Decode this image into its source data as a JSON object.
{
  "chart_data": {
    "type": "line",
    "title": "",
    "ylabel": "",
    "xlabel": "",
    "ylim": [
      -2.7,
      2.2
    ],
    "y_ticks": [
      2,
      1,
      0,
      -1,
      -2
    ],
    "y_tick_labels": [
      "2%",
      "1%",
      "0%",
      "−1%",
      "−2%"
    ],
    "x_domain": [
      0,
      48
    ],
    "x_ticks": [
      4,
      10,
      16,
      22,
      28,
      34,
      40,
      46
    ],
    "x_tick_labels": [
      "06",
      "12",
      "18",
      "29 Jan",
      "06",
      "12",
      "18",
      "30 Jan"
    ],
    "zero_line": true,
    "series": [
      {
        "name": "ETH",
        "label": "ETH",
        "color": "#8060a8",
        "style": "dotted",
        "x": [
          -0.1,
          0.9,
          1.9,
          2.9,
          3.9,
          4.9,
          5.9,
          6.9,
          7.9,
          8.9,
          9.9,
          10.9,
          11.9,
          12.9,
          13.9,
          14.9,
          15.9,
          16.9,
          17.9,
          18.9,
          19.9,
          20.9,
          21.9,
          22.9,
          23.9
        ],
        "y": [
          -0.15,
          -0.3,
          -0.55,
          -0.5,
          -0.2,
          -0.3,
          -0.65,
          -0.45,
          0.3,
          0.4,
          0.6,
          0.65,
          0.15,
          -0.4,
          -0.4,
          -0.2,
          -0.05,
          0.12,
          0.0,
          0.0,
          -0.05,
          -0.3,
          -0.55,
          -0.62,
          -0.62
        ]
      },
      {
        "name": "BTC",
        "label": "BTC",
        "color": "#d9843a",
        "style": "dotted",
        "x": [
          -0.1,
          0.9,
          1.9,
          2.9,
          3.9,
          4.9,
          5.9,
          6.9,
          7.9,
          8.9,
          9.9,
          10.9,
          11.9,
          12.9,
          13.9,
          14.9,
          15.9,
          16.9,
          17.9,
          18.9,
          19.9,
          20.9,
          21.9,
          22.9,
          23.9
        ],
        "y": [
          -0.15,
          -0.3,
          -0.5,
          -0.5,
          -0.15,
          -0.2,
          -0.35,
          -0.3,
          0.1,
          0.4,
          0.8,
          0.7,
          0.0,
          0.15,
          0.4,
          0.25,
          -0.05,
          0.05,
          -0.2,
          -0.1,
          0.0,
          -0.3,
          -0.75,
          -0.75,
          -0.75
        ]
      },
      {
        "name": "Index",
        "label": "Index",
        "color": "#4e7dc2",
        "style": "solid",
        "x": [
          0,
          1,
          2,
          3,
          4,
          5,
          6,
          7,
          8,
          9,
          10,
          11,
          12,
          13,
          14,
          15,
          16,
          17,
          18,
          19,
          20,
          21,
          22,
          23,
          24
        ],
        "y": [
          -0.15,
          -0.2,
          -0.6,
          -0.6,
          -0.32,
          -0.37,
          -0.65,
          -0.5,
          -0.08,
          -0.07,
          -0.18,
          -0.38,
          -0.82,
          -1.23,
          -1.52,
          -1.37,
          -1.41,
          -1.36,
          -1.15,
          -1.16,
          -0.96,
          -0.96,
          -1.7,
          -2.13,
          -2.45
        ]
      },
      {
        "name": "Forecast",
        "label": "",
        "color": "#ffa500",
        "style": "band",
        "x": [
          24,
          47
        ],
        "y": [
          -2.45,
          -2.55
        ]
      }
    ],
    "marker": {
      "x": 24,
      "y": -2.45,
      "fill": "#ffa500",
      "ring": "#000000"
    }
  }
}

-------

## Requirement
Extract, word for word, each line of the listing above.

## Final result
Decode this image into its source data as a JSON object.
{
  "chart_data": {
    "type": "line",
    "title": "",
    "ylabel": "",
    "xlabel": "",
    "ylim": [
      -2.7,
      2.2
    ],
    "y_ticks": [
      2,
      1,
      0,
      -1,
      -2
    ],
    "y_tick_labels": [
      "2%",
      "1%",
      "0%",
      "−1%",
      "−2%"
    ],
    "x_domain": [
      0,
      48
    ],
    "x_ticks": [
      4,
      10,
      16,
      22,
      28,
      34,
      40,
      46
    ],
    "x_tick_labels": [
      "06",
      "12",
      "18",
      "29 Jan",
      "06",
      "12",
      "18",
      "30 Jan"
    ],
    "zero_line": true,
    "series": [
      {
        "name": "ETH",
        "label": "ETH",
        "color": "#8060a8",
        "style": "dotted",
        "x": [
          -0.1,
          0.9,
          1.9,
          2.9,
          3.9,
          4.9,
          5.9,
          6.9,
          7.9,
          8.9,
          9.9,
          10.9,
          11.9,
          12.9,
          13.9,
          14.9,
          15.9,
          16.9,
          17.9,
          18.9,
          19.9,
          20.9,
          21.9,
          22.9,
          23.9
        ],
        "y": [
          -0.15,
          -0.3,
          -0.55,
          -0.5,
          -0.2,
          -0.3,
          -0.65,
          -0.45,
          0.3,
          0.4,
          0.6,
          0.65,
          0.15,
          -0.4,
          -0.4,
          -0.2,
          -0.05,
          0.12,
          0.0,
          0.0,
          -0.05,
          -0.3,
          -0.55,
          -0.62,
          -0.62
        ]
      },
      {
        "name": "BTC",
        "label": "BTC",
        "color": "#d9843a",
        "style": "dotted",
        "x": [
          -0.1,
          0.9,
          1.9,
          2.9,
          3.9,
          4.9,
          5.9,
          6.9,
          7.9,
          8.9,
          9.9,
          10.9,
          11.9,
          12.9,
          13.9,
          14.9,
          15.9,
          16.9,
          17.9,
          18.9,
          19.9,
          20.9,
          21.9,
          22.9,
          23.9
        ],
        "y": [
          -0.15,
          -0.3,
          -0.5,
          -0.5,
          -0.15,
          -0.2,
          -0.35,
          -0.3,
          0.1,
          0.4,
          0.8,
          0.7,
          0.0,
          0.15,
          0.4,
          0.25,
          -0.05,
          0.05,
          -0.2,
          -0.1,
          0.0,
          -0.3,
          -0.75,
          -0.75,
          -0.75
        ]
      },
      {
        "name": "Index",
        "label": "Index",
        "color": "#4e7dc2",
        "style": "solid",
        "x": [
          0,
          1,
          2,
          3,
          4,
          5,
          6,
          7,
          8,
          9,
          10,
          11,
          12,
          13,
          14,
          15,
          16,
          17,
          18,
          19,
          20,
          21,
          22,
          23,
          24
        ],
        "y": [
          -0.15,
          -0.2,
          -0.6,
          -0.6,
          -0.32,
          -0.37,
          -0.65,
          -0.5,
          -0.08,
          -0.07,
          -0.18,
          -0.38,
          -0.82,
          -1.23,
          -1.52,
          -1.37,
          -1.41,
          -1.36,
          -1.15,
          -1.16,
          -0.96,
          -0.96,
          -1.7,
          -2.13,
          -2.45
        ]
      },
      {
        "name": "Forecast",
        "label": "",
        "color": "#ffa500",
        "style": "band",
        "x": [
          24,
          47
        ],
        "y": [
          -2.45,
          -2.55
        ]
      }
    ],
    "marker": {
      "x": 24,
      "y": -2.45,
      "fill": "#ffa500",
      "ring": "#000000"
    }
  }
}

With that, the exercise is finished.